══ TRECHO DO TEXTO

Tudo indica que pelo segundo ano consecutivo o Festival de Cannes não vai ter qualquer filme produzido pela plataforma de streaming (em 2017 foram lá exibidos os filmes Netflix Okja e The Meyerowitz Stories) depois da pressão dos exibidores (em França a lei determina um período de 36 meses após a estreia em sala para a passagem para o circuito doméstico). E apesar de com a sua produção Roma, o premiado filme de Alfonso Cuáron que foi um dos filmes preferidos dos cinéfilos de 2018, o Netflix ter feito estreias em sala semanas ou dias antes da disponibilização na sua plataforma, continua a não ser suficiente para os defensores da experiência exclusiva ou com maior janela de exclusividade em sala. É um momento de mudança, ou de tentativa de regular essa mudança - e de adaptação.

A frase de Mirren foi saudada com risos, segundo a Hollywood Reporter, que recorda que muitos dos proprietários dos cinemas presentes não estreiam filmes produzidos por plataformas de streaming. Roma, com o seu prestígio, foi boicotado em vários países, dos EUA a Espanha passando por Portugal, pelas grandes cadeias de exibição e/ou por pressão dos estúdios e teve apenas estreia em exibidores independentes ou de pequenos grupos.

════

TAREFA.
No texto sobre Cannes e o streaming, copie tudo desde "Tudo indica que" até "e de adaptação.", trocando "Netflix" por "Amazon".

══ ITENS DO CONJUNTO

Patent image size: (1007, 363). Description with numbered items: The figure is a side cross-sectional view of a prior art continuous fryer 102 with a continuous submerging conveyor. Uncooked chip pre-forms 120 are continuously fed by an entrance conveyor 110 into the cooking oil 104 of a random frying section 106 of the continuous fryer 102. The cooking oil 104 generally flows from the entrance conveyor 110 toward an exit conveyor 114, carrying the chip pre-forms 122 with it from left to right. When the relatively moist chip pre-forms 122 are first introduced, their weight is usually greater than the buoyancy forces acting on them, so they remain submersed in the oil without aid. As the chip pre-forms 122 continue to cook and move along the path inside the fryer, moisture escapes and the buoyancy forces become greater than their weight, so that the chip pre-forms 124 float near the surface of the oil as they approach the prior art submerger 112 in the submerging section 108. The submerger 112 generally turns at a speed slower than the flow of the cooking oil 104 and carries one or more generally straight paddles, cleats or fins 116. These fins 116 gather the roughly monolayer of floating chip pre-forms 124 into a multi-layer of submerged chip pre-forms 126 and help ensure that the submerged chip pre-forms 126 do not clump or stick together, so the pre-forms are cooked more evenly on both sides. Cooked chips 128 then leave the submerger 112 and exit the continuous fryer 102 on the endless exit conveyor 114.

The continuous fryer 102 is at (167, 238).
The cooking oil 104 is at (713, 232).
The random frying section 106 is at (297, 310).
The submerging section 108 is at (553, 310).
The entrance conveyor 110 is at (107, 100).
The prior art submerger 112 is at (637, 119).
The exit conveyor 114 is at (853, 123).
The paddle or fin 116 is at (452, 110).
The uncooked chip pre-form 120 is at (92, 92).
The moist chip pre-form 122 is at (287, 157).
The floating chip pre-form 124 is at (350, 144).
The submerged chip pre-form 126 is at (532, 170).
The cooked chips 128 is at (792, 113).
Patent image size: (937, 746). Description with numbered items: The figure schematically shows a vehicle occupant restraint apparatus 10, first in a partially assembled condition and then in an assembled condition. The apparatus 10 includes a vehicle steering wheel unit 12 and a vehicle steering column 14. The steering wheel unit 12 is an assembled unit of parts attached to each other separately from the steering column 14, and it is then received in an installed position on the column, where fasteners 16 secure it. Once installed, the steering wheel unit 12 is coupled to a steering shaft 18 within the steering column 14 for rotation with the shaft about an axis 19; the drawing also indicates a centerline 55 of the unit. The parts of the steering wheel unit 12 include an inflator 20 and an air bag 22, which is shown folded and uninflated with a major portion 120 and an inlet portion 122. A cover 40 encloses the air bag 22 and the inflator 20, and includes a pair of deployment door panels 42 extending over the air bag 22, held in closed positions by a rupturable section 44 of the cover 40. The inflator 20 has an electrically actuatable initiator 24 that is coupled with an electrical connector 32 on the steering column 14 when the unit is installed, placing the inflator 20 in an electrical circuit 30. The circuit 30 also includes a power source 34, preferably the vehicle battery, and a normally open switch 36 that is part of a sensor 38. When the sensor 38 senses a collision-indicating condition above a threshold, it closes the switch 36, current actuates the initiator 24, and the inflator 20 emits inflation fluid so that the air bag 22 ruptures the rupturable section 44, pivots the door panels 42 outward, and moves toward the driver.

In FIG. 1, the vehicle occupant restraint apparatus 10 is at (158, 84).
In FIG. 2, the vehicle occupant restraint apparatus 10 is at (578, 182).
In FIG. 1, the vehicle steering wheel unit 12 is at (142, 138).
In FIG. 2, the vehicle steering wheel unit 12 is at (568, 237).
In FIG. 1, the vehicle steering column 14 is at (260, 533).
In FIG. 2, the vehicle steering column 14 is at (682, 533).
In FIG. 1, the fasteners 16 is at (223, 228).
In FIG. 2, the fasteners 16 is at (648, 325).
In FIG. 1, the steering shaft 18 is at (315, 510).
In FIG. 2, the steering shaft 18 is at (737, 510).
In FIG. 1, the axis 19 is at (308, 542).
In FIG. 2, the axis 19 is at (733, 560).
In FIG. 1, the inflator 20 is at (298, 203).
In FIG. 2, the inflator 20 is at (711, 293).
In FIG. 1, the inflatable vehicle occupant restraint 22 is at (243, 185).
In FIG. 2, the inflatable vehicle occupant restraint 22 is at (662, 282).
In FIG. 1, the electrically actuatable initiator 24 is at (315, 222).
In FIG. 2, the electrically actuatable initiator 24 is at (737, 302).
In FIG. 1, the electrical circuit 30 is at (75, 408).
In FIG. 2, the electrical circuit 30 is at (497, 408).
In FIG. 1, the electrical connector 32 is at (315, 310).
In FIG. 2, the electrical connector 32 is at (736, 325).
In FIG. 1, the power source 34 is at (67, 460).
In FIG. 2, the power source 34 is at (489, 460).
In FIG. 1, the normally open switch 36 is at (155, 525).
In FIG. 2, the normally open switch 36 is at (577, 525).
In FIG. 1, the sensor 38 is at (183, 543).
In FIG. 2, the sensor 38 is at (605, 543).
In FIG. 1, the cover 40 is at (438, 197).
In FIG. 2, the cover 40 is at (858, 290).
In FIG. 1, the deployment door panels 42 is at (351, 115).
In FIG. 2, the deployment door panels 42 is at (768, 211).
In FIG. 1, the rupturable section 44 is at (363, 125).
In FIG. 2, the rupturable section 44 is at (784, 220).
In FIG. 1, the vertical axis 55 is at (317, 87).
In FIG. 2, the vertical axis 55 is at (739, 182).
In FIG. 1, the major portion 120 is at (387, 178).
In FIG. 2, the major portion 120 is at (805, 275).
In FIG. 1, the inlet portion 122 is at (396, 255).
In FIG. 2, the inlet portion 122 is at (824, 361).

════

RESULTADO.
Tudo indica que pelo segundo ano consecutivo o Festival de Cannes não vai ter qualquer filme produzido pela plataforma de streaming (em 2017 foram lá exibidos os filmes Amazon Okja e The Meyerowitz Stories) depois da pressão dos exibidores (em França a lei determina um período de 36 meses após a estreia em sala para a passagem para o circuito doméstico). E apesar de com a sua produção Roma, o premiado filme de Alfonso Cuáron que foi um dos filmes preferidos dos cinéfilos de 2018, o Amazon ter feito estreias em sala semanas ou dias antes da disponibilização na sua plataforma, continua a não ser suficiente para os defensores da experiência exclusiva ou com maior janela de exclusividade em sala. É um momento de mudança, ou de tentativa de regular essa mudança - e de adaptação.